Do this »
Identify the lines that contain the word "Valley" and copy each one.
## Begin
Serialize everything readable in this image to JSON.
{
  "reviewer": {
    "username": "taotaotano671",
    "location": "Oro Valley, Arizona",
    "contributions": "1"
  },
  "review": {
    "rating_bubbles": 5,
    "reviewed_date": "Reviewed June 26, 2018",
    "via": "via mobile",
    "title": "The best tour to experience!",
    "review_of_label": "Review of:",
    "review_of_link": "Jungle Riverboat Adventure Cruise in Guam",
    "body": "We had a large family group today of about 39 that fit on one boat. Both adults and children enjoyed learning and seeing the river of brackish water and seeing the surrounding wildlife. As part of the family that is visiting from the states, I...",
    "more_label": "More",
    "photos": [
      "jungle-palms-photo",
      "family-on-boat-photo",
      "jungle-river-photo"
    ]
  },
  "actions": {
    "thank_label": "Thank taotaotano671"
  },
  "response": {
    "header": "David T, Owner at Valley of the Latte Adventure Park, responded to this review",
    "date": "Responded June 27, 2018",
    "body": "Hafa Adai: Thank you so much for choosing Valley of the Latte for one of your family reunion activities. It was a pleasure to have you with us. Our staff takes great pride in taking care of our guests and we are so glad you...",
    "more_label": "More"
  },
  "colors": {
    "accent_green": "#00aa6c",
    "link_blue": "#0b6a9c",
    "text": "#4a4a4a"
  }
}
## End
## Begin
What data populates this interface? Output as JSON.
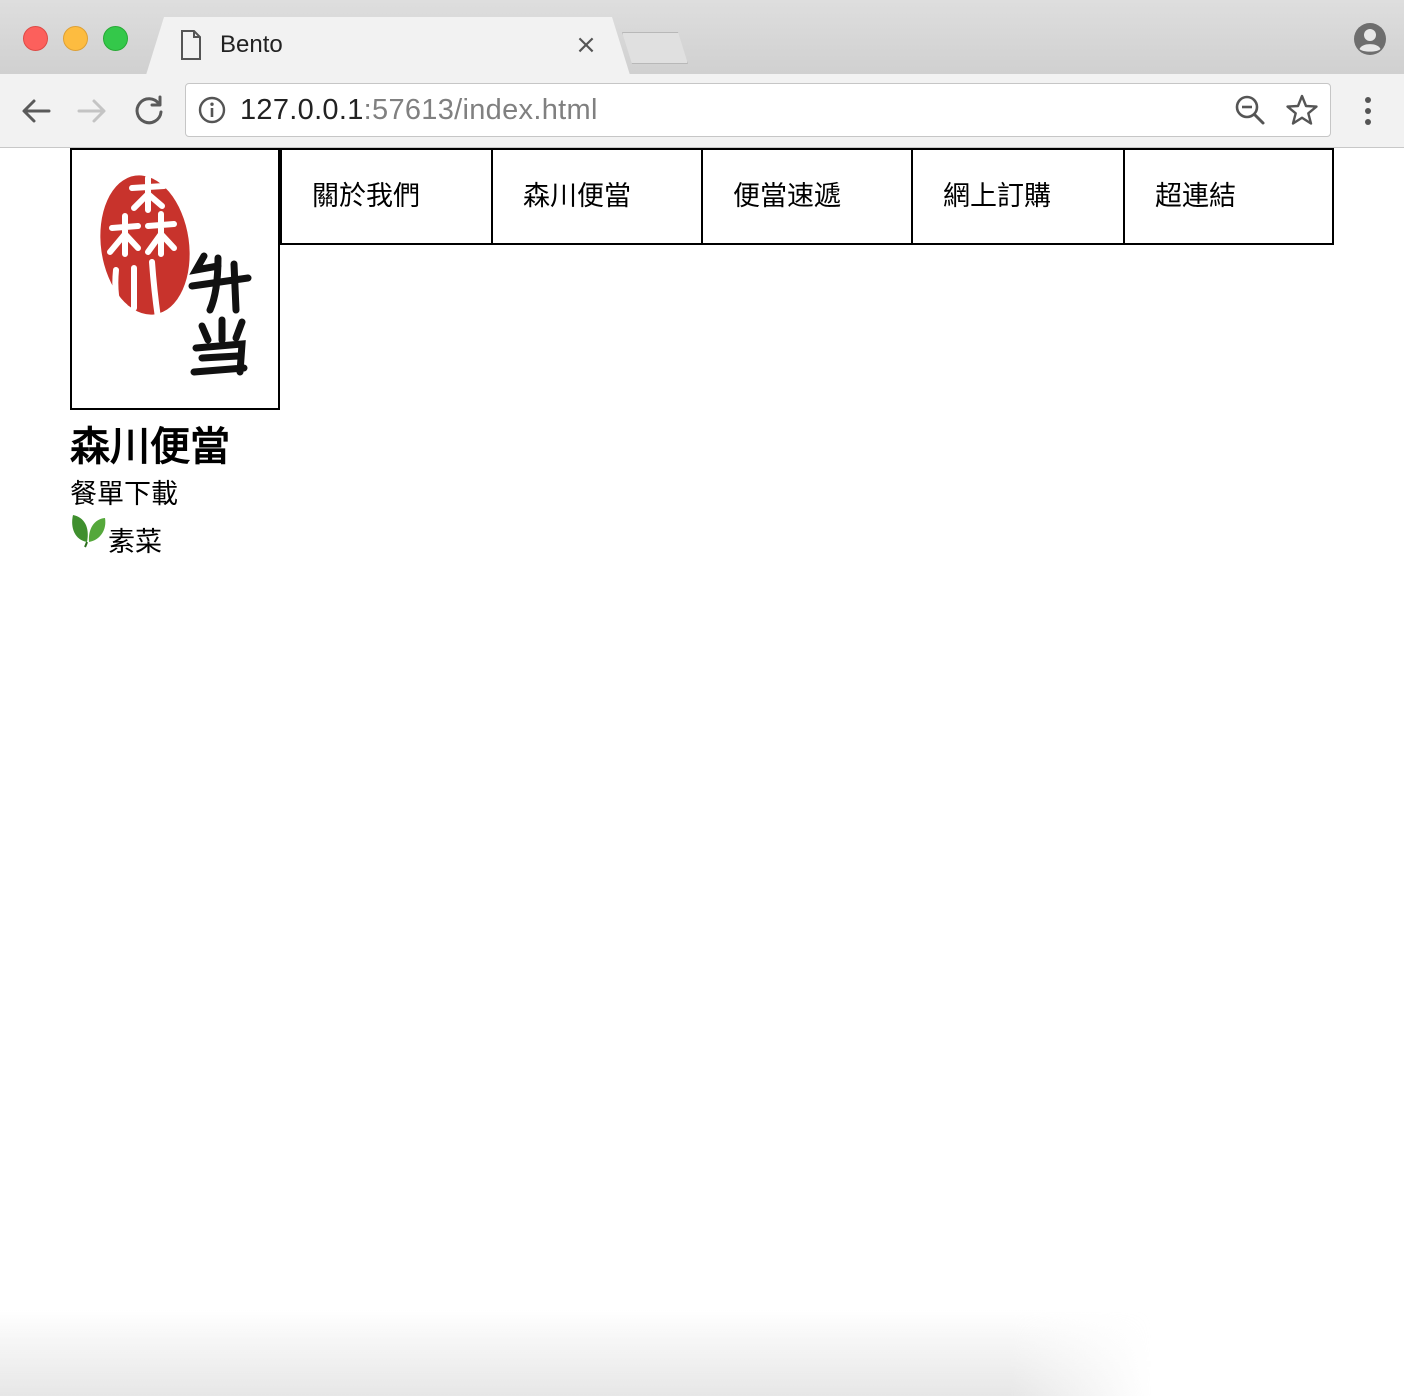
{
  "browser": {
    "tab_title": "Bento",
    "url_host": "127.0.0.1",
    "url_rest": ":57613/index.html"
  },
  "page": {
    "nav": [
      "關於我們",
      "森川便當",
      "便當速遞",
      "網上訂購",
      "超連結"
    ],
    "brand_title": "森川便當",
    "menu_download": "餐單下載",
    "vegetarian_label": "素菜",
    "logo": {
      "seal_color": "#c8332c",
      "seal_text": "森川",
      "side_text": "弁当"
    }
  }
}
## End
Final answer »
    "location": "Oro Valley, Arizona",
    "header": "David T, Owner at Valley of the Latte Adventure Park, responded to this review",
    "body": "Hafa Adai: Thank you so much for choosing Valley of the Latte for one of your family reunion activities. It was a pleasure to have you with us. Our staff takes great pride in taking care of our guests and we are so glad you...",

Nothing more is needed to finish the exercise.